* **WHAT THE EXERCISE ASKS**
All lines from the line containing "What text is on this page?" up to and including the last line of the listing below should be echoed exactly; no other lines belong in the response.
===
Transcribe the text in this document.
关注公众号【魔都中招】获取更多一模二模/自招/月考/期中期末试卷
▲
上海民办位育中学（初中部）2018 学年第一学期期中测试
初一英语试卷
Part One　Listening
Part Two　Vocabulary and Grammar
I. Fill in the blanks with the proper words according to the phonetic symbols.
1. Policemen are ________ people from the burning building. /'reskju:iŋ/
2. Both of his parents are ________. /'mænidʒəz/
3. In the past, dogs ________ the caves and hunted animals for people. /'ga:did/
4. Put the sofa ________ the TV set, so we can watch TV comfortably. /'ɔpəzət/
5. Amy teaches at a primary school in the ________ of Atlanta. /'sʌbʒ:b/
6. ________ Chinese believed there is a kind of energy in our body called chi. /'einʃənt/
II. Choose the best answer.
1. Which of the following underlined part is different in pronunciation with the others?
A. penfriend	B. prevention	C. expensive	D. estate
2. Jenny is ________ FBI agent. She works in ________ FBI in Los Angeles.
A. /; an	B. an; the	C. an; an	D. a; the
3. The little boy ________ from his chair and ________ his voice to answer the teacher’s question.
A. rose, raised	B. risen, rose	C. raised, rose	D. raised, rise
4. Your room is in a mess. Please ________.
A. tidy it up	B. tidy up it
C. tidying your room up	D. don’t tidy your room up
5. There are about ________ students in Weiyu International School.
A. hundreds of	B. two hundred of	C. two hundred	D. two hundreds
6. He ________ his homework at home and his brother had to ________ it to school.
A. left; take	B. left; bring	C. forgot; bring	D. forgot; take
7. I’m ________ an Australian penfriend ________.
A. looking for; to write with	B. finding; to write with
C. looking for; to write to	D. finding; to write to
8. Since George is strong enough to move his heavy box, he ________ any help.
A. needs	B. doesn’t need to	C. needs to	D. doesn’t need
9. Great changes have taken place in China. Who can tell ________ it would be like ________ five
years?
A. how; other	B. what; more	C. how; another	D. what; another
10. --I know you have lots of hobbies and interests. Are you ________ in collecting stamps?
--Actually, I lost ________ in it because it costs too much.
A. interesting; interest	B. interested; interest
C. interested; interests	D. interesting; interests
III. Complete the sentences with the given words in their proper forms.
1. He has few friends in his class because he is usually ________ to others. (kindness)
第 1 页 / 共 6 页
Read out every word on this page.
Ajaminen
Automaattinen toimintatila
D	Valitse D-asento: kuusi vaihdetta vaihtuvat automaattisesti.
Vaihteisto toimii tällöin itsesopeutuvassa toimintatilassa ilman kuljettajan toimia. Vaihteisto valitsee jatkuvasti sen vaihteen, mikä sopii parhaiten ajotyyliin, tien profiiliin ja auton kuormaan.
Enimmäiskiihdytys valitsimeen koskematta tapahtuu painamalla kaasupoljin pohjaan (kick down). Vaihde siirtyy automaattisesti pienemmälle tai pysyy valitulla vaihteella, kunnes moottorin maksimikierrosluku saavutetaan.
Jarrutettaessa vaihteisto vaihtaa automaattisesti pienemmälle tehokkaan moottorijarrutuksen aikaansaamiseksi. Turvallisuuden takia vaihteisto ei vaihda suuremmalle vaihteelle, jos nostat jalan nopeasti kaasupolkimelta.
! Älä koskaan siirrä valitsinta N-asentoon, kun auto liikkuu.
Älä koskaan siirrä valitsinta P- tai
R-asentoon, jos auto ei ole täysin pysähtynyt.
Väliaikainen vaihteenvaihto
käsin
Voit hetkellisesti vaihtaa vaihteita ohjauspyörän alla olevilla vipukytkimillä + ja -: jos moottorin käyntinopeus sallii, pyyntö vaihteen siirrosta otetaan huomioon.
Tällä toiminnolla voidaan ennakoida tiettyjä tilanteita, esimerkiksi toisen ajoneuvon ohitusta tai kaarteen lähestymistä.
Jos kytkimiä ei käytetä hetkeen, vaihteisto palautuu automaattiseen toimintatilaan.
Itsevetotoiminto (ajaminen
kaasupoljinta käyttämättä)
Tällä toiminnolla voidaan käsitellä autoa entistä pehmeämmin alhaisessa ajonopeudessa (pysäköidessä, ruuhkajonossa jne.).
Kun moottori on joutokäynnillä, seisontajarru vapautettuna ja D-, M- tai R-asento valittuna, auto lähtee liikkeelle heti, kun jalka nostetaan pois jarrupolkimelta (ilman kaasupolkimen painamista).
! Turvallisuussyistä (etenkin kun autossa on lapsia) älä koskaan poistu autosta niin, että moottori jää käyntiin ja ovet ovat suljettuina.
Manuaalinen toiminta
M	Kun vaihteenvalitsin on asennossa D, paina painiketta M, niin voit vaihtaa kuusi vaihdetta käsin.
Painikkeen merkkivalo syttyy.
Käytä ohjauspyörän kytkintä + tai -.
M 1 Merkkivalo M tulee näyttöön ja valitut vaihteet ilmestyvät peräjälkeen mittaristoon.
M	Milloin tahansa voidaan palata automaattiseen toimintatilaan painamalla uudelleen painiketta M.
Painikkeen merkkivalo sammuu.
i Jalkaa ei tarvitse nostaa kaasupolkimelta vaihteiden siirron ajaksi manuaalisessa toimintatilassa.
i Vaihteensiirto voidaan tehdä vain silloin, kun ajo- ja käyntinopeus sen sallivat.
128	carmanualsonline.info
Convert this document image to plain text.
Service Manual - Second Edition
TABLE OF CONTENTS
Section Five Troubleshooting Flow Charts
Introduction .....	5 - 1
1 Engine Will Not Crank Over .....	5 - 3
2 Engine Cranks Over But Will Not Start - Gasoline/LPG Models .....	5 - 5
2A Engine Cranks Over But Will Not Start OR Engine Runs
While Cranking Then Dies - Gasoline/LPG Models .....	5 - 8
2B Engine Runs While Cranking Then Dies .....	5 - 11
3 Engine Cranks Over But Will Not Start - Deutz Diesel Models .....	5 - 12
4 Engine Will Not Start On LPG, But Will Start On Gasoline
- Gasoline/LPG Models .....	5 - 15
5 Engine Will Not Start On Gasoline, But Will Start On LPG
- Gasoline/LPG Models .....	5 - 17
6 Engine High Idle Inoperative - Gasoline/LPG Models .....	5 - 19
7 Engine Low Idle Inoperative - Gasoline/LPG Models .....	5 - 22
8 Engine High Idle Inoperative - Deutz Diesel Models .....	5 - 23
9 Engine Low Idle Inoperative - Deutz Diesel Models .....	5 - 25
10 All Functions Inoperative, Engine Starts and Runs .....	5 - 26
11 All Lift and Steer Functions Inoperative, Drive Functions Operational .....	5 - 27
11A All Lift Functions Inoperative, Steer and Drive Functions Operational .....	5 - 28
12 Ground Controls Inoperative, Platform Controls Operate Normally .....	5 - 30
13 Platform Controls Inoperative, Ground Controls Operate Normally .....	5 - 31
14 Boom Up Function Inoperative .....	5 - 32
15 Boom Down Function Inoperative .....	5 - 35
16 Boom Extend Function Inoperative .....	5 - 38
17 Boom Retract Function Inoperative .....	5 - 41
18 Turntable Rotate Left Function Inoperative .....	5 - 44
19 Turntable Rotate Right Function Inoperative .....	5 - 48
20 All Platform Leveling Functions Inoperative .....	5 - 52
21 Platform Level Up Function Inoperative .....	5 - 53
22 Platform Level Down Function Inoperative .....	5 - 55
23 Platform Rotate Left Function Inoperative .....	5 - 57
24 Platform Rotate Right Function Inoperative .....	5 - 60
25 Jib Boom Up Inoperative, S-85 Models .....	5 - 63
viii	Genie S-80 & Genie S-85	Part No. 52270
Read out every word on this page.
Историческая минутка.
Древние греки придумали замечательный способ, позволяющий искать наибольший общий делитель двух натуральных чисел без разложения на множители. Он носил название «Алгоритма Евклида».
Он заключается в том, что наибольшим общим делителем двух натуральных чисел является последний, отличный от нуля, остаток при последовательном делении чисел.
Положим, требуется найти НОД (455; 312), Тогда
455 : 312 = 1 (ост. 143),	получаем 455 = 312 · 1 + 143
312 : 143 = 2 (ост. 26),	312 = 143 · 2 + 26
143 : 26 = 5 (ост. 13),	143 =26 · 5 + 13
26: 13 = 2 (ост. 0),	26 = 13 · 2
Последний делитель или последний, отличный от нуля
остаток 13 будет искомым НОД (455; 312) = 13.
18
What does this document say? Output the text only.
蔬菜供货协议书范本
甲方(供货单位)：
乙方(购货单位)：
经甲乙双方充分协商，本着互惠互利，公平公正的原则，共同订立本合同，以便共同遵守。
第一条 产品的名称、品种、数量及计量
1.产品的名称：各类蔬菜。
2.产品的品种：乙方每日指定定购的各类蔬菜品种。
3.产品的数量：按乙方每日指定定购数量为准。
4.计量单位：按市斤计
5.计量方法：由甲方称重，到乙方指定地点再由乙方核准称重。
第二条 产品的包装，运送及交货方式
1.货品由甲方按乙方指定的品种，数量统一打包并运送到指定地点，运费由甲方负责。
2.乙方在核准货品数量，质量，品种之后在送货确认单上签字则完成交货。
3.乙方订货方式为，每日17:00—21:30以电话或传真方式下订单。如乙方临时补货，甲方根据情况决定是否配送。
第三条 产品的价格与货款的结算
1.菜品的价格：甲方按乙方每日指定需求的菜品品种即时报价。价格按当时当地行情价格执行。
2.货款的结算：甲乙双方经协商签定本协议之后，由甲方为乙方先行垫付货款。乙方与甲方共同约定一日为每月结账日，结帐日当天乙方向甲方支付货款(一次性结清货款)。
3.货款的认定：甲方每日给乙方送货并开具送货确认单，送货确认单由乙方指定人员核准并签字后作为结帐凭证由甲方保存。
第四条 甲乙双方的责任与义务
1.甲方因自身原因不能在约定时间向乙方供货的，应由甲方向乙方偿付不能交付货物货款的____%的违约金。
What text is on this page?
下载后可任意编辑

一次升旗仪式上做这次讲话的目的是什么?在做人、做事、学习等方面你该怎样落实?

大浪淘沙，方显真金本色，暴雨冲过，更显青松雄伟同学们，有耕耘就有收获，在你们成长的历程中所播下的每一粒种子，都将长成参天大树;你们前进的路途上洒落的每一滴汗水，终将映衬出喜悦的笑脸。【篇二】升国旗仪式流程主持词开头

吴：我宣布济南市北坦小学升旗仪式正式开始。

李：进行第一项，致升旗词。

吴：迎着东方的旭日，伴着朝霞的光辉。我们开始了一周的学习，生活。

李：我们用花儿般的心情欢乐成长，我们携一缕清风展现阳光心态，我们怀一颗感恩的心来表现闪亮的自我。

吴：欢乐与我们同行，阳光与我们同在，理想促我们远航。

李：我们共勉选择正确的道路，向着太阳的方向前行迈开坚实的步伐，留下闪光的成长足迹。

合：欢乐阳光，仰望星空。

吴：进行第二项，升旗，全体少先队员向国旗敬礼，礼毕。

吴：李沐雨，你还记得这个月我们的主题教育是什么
===
* **RESPONSE TO THIS TASK**
What text is on this page?
下载后可任意编辑

一次升旗仪式上做这次讲话的目的是什么?在做人、做事、学习等方面你该怎样落实?

大浪淘沙，方显真金本色，暴雨冲过，更显青松雄伟同学们，有耕耘就有收获，在你们成长的历程中所播下的每一粒种子，都将长成参天大树;你们前进的路途上洒落的每一滴汗水，终将映衬出喜悦的笑脸。【篇二】升国旗仪式流程主持词开头

吴：我宣布济南市北坦小学升旗仪式正式开始。

李：进行第一项，致升旗词。

吴：迎着东方的旭日，伴着朝霞的光辉。我们开始了一周的学习，生活。

李：我们用花儿般的心情欢乐成长，我们携一缕清风展现阳光心态，我们怀一颗感恩的心来表现闪亮的自我。

吴：欢乐与我们同行，阳光与我们同在，理想促我们远航。

李：我们共勉选择正确的道路，向着太阳的方向前行迈开坚实的步伐，留下闪光的成长足迹。

合：欢乐阳光，仰望星空。

吴：进行第二项，升旗，全体少先队员向国旗敬礼，礼毕。

吴：李沐雨，你还记得这个月我们的主题教育是什么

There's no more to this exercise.